■ **GIVEN INFORMATION**:
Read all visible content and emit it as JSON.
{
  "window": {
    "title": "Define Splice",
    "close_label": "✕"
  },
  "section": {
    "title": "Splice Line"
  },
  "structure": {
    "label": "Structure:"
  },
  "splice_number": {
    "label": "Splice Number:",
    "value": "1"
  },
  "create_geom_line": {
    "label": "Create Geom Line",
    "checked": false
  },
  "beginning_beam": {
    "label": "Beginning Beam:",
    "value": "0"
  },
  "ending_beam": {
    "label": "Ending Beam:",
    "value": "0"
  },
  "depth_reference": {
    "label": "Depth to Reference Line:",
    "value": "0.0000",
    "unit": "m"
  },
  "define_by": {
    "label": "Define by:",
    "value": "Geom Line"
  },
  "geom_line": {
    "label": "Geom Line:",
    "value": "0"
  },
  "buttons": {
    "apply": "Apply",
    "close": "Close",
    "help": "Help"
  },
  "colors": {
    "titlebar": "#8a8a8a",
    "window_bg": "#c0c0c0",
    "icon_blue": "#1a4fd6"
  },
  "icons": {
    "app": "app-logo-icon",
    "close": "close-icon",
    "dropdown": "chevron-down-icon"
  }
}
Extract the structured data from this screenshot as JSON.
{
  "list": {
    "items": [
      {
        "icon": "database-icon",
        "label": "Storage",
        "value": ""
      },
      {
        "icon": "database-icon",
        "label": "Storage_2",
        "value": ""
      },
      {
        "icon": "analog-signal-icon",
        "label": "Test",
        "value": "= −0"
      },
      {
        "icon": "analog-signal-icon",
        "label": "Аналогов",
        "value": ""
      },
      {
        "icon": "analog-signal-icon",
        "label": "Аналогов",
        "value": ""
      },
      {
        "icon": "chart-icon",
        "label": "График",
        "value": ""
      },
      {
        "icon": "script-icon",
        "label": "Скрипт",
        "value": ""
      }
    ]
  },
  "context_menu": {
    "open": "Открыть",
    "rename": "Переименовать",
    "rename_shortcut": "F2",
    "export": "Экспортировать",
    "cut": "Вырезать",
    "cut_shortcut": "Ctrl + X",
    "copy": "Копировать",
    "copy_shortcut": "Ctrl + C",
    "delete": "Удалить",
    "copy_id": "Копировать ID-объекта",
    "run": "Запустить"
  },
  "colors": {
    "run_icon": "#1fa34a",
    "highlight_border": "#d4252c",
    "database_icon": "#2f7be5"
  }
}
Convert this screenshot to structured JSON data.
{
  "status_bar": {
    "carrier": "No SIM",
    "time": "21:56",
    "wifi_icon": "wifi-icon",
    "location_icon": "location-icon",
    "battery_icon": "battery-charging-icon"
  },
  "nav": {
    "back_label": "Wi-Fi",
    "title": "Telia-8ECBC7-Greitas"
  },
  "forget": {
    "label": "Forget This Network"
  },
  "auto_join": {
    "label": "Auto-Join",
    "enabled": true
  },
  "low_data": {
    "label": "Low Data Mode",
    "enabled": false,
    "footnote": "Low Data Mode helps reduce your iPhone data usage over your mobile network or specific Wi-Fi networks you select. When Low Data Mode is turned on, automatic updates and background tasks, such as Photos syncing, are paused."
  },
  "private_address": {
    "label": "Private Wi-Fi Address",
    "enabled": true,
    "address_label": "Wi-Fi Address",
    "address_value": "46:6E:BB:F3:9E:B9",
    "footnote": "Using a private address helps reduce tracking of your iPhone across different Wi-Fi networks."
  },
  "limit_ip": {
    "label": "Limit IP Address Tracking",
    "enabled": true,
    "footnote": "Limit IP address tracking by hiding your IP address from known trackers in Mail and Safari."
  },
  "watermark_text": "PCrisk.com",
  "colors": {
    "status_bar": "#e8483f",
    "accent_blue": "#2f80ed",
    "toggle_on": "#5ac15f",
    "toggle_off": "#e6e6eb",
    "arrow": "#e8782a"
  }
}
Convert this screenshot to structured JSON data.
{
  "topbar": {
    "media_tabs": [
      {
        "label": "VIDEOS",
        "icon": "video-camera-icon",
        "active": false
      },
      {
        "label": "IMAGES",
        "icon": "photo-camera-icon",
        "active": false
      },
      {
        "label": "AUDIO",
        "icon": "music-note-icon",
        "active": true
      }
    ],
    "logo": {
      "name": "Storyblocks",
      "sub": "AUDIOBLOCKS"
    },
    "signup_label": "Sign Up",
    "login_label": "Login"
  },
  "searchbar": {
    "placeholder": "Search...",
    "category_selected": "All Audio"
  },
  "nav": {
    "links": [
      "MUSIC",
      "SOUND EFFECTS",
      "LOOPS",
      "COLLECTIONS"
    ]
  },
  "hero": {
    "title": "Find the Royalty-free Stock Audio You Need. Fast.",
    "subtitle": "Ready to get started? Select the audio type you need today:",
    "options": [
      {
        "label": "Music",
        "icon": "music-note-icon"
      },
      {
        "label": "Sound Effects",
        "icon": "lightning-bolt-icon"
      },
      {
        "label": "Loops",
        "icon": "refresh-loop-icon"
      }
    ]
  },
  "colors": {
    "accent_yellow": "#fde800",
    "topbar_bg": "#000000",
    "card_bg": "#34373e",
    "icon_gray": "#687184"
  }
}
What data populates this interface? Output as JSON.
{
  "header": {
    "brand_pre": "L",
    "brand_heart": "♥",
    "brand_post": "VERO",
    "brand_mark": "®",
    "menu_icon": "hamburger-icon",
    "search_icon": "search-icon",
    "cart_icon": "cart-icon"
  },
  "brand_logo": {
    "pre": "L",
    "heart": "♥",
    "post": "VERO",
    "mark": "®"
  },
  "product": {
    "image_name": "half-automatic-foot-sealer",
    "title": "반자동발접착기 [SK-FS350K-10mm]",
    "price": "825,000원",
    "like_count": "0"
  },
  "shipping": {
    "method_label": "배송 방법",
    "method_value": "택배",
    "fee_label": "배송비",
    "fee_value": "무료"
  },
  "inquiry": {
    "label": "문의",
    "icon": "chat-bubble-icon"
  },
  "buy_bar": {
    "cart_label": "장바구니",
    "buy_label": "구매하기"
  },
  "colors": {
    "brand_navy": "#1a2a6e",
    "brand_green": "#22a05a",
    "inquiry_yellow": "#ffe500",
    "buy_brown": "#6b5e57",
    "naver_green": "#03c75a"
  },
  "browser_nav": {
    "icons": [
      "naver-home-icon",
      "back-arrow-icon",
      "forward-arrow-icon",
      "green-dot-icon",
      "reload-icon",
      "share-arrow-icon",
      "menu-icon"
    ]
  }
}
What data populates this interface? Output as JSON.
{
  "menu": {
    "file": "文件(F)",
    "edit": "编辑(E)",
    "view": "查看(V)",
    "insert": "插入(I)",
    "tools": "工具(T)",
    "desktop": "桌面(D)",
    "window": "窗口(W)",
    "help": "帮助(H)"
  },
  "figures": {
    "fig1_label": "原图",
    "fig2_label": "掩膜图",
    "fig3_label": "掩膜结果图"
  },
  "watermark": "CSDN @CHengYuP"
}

■ **AIM OF THE EXERCISE**: Read the data above and count the lines that include "automatic". Answer only with the count.

■ **TASK ANSWER**: 2